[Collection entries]
+===+
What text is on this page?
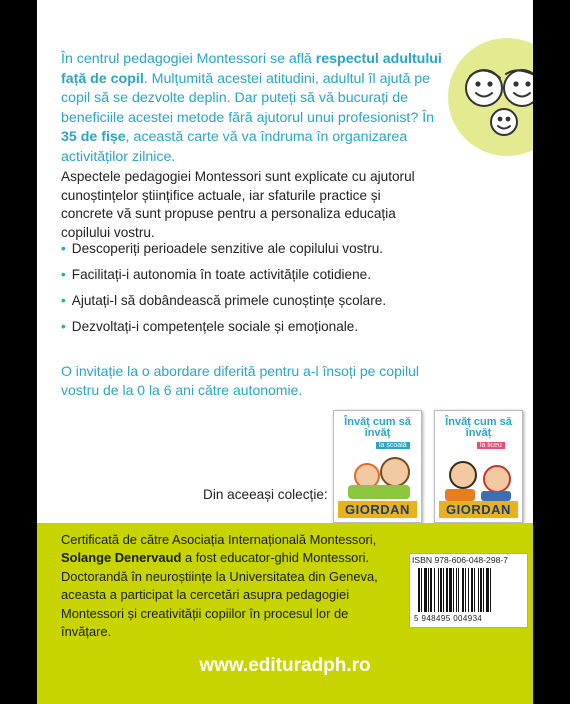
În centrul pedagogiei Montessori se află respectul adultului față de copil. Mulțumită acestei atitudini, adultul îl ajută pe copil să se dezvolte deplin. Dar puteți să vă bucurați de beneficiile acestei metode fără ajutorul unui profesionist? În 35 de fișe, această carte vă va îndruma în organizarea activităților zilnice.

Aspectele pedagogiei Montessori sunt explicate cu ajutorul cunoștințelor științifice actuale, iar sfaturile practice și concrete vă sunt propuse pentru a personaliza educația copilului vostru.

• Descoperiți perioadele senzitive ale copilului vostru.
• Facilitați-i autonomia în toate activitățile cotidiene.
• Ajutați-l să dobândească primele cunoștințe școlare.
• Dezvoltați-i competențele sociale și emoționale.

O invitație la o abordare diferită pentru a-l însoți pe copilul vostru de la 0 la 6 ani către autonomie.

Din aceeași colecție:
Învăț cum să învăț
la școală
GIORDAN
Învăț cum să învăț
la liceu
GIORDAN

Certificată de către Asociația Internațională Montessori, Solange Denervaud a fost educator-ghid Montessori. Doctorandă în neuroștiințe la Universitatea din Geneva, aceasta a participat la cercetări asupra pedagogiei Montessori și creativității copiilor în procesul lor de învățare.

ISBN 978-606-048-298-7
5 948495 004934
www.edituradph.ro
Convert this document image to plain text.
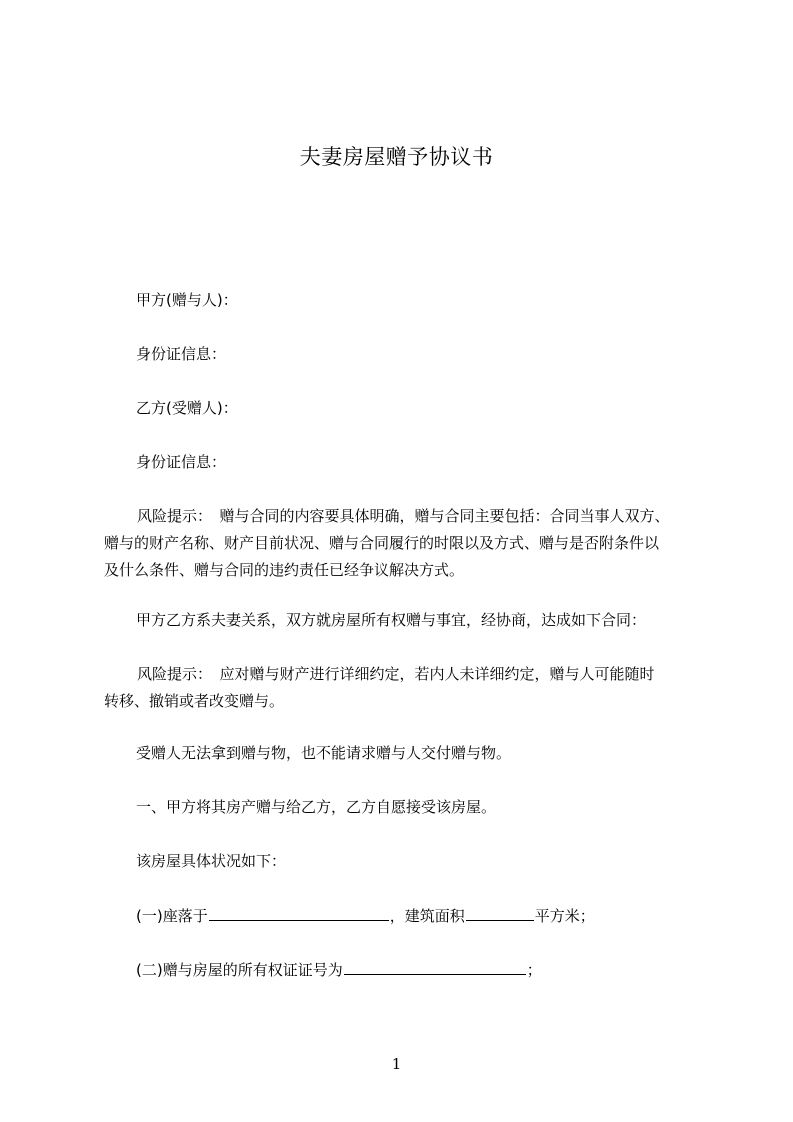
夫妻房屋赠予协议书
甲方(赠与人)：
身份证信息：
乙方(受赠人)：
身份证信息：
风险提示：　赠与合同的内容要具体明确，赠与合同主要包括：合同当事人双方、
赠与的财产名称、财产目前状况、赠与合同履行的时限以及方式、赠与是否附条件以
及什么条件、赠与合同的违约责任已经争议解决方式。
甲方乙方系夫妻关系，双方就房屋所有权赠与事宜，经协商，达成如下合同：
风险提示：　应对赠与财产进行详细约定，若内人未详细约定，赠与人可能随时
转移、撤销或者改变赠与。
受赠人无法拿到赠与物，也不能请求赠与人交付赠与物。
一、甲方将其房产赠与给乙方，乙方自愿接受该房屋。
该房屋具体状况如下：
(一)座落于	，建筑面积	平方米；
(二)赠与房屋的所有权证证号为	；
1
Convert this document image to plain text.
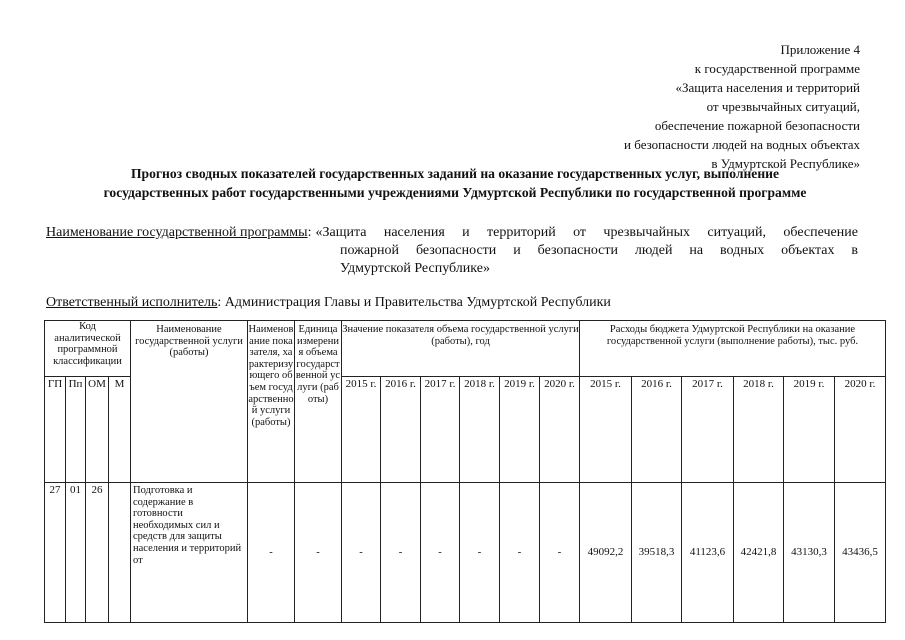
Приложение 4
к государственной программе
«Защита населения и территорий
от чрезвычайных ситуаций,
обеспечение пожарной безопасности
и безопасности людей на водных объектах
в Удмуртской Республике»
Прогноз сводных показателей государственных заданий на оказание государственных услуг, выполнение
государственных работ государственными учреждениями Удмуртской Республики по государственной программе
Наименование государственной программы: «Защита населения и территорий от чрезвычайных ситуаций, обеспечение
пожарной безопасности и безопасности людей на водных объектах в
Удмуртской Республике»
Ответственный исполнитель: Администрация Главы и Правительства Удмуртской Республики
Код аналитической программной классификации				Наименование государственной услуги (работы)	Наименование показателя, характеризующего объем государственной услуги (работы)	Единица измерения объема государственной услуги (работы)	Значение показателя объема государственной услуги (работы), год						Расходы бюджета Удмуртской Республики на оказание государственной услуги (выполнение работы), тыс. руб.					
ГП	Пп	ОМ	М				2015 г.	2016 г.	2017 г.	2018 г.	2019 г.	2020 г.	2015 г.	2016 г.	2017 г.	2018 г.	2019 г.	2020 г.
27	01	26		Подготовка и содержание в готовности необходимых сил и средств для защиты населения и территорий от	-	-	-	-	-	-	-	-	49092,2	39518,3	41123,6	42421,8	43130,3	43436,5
+===+
__What you need to do__
In the entries above, count every line containing the word "Республики". Write only the total.

__Problem solution__
3